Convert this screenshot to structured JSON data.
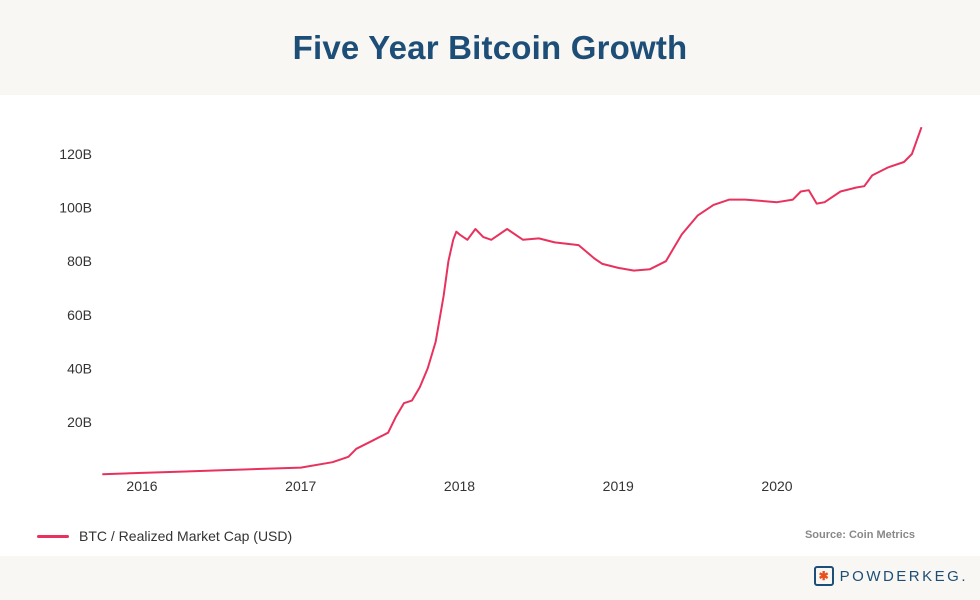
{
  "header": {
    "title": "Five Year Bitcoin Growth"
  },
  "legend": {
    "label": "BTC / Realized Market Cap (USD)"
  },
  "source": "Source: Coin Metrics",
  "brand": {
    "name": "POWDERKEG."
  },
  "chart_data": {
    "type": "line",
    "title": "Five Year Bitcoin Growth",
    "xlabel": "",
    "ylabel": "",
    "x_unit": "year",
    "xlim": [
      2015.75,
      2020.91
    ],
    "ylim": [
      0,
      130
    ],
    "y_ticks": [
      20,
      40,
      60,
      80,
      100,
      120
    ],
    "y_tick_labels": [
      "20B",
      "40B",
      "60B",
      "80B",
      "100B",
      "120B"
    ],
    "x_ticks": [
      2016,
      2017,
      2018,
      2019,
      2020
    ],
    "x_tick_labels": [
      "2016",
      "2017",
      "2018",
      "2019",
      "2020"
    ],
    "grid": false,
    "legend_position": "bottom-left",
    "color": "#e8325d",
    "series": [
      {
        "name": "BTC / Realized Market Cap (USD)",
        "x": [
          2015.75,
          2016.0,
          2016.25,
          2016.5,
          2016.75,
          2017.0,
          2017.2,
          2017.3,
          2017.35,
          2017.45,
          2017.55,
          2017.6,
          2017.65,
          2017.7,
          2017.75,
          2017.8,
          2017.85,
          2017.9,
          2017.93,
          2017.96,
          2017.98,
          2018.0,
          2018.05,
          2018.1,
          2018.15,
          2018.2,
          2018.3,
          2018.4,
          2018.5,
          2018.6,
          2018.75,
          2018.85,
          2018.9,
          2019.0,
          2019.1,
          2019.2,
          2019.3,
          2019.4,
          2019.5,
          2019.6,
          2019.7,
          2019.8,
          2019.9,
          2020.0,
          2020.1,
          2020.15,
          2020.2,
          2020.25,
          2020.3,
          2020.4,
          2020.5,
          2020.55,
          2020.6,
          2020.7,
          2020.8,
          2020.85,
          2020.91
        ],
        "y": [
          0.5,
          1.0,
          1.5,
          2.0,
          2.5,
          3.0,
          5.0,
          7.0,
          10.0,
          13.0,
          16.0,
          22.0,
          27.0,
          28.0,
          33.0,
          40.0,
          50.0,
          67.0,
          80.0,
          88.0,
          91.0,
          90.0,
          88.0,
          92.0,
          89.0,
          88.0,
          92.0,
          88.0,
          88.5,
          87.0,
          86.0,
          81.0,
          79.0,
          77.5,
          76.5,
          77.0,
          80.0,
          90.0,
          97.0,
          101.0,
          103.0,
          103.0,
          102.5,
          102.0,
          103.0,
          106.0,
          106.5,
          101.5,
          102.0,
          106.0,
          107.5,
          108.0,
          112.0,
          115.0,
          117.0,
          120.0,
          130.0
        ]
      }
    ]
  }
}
..............................
■ Exercise instructions
How many lines of the listing above include the word "Bitcoin"? State the number and nothing else.

■ Task result
2